- ФРАГМЕНТ ТЕКСТА
%%

60641.fb2 Розанов - читать онлайн бесплатно полную версию книги . Страница 47

Розанов - читать онлайн бесплатно полную версию книги . Страница 47

П. А. Флоренский напечатал в марте 1913 года в редактируемом им «Богословском вестнике» розановскую статью «Не нужно давать амнистию эмигрантам». Революционеры и либералы набросились на эту «позорную» статью за высказанное в ней предложение не пускать обратно в Россию политических эмигрантов. «Реакционер», «мракобес» — таковы были наиболее «мягкие» определения.

С тех пор эту злополучную статью, ставшую одним из поводов для отлучения Розанова от Религиозно-Философского общества, не перечитывали. Она просто числилась в активе тех, кто «обличал» писателя. И только в седьмом томе Собрания сочинений (1996) она вновь увидела свет.

Что же сказал в ней Василий Васильевич и почему он требовал не допускать возвращения политических эмигрантов задолго до того, как возникла пресловутая история с «запломбированным вагоном»? А писал он следующее: «Не нужно звать „погрома“ в Белосток, не надо „погрома“ звать и в Россию: ибо „революция“ есть „погром России“, а эмигранты — „погромщики“ всего русского, русского воспитания, русской семьи, русских детей, русских сел и городов, как все Господь устроил и Господь благословил»[671].

Статья «Не нужно давать амнистию эмигрантам» становится понятна и вполне закономерна в свете того, что писал Розанов о губительности революции для России. Еще в 1909 году, когда «партия на партию, террор на реакцию и обратно», он писал первому переводчику «Капитала» К. Маркса в России Г. А. Лопатину: «Только мне ужасно жаль бедную Россию, которая решительно валится набок. А с той и другой стороны так самодовольно „стреляют“…»[672]

Все начиналось с «церковного ослушания». В 1906 году в Париже на русском языке вышла книга Розанова «Русская церковь и другие статьи», в предисловии к которой, датированном 5 марта 1905 года, автор писал: «Д. Е. Жуковский, издатель „Вопросов жизни“ (в Петербурге) и переводчик Куно Фишера и др. трудов по классической германской философии, — любезно предложил мне издать за границей сборник таких статей моих, которые не прошли вовсе или прошли со значительными сокращениями в русской печати по причинам, у нас условно называемым „независящими“. Таковы были все доклады по церковным вопросам, прочитанные мною в Петербургских Религиозно-Философских собраниях в 1902 и 1903 гг. и напечатанные с чрезвычайными сокращениями в „Новом пути“». Теперь Розанов печатал все это полностью.

Когда же в 1909 году книга была переиздана (хотя и не в полном виде) в Петербурге, то это привело автора на скамью подсудимых. 8 октября 1909 года Петербургский комитет по делам печати обратился к прокурору Судебной палаты с просьбой возбудить судебное преследование за эту книгу. В донесении сообщалось, что первоначально статья «Русская церковь» была напечатана на итальянском языке в изданном в 1905 году в Милане сборнике, а затем со значительными сокращениями на русском языке в 1906 году в журнале «Полярная звезда», выходившем под редакцией П. Б. Струве.

%%

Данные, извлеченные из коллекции
%%

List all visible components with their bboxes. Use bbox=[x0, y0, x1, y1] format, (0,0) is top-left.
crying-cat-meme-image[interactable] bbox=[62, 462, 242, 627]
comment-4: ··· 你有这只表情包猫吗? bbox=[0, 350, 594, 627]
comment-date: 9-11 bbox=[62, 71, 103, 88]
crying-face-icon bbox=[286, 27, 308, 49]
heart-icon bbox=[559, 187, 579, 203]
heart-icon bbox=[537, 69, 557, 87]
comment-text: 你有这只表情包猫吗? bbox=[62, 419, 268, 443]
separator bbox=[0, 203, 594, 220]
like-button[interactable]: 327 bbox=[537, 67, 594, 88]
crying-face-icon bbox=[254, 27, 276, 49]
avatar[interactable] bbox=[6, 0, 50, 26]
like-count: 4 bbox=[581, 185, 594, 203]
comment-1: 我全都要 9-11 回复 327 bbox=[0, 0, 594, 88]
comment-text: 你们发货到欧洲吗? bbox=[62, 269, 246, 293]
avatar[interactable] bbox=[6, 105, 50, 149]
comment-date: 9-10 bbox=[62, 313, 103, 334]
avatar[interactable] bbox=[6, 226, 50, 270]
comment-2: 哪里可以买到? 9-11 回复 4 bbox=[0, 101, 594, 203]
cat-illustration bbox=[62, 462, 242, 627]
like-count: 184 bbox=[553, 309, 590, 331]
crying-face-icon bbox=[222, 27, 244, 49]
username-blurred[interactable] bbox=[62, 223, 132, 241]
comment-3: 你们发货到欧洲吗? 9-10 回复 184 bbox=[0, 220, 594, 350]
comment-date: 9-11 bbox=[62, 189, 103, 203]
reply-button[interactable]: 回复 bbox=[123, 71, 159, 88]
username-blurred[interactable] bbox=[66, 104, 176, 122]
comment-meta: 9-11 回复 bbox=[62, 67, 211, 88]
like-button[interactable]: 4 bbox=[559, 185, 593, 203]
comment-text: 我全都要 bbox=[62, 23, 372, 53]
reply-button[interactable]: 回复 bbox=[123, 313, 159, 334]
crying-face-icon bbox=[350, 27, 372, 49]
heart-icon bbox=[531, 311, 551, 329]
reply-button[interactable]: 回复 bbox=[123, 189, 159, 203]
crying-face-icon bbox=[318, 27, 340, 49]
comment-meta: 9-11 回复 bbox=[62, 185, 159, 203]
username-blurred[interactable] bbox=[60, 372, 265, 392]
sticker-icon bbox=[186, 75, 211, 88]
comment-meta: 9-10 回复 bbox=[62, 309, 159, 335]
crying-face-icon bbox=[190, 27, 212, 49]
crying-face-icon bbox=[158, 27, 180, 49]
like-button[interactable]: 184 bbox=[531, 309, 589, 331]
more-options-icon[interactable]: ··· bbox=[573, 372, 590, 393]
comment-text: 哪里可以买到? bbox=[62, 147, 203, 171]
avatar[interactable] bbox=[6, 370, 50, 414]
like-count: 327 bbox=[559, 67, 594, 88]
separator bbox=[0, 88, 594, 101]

%%

- ЗАДАНИЕ
Напишите продолжение фрагмента о Розанове и его статьях, начав сразу после последнего предложения. Листинг не имеет отношения к фрагменту.

- ОТВЕТ
О самой книге Комитет по делам печати делал суровое суждение: «Содержание ее заключается, с одной стороны, — в целом ряде весьма резких нападок на русскую церковь, с другой — в совершенно отрицательной критике христианского вероучения. Рассматривая вопрос о влиянии церкви на жизнь русского народа, автор категорически утверждает, что влияние это в общем было весьма вредное. Особенно вредным оказалось оно в отношении к семейной жизни русского народа. „Вопреки Библии, в разрушение ее слов, — говорит он на страницах 16–17, — Церковь русская выкинула вовсе любование Адама на Еву и сотворение ее Богом в удовлетворение столько же духовной жажды Адама, сколько и физической“… У православных плотская сторона в идее брака вовсе отрицается, и все дело получило скотское, свинское, абсолютно бессовестное выражение». Христианский брак, писал Розанов, есть «голое и безлюбовное размножение», производство «духовных чад Церкви»[673].

Такого Комитет по делам печати вынести не мог, и письмо к прокурору заканчивается весьма грозно. Розанов обвиняется в отрицании одной из важнейших христианских истин — учения Христа. На книгу накладывается арест, к ответственности привлекаются виновные в ее напечатании и автор.

8 января 1910 года Петербургский окружной суд постановил брошюру Розанова уничтожить. Но времена были уже не те, что в 1895 году, когда была запрещена статья Розанова о монархии. И вот Судебная палата в закрытом заседании 14 октября 1910 года пересматривает решение и допускает книгу к обращению, но с исключением из нее ряда мест.

4 марта 1911 года старший инспектор типографий и книжной торговли в Петербурге сообщил в Главное управление по делам печати, что из брошюры Розанова сделаны надлежащие вырезки. Наконец, помощник градоначальника сообщил в Главное управление по делам печати, что 28 апреля 1911 года в типографии градоначальника «в комиссии уничтожены посредством разрывания на части вырезки из книги Розанова „Русская церковь“»[674].

Василий Васильевич вступил в единоборство с Церковью и Христом. Он боролся с Богом во тьме ночи подобно библейскому Иакову, оставшемуся после этой борьбы хромым.

Наиболее определенно Розанов высказался об этом в книге «Темный лик» (1911), где центральной была статья «О Сладчайшем Иисусе и горьких плодах мира», вызвавшая наибольшие споры.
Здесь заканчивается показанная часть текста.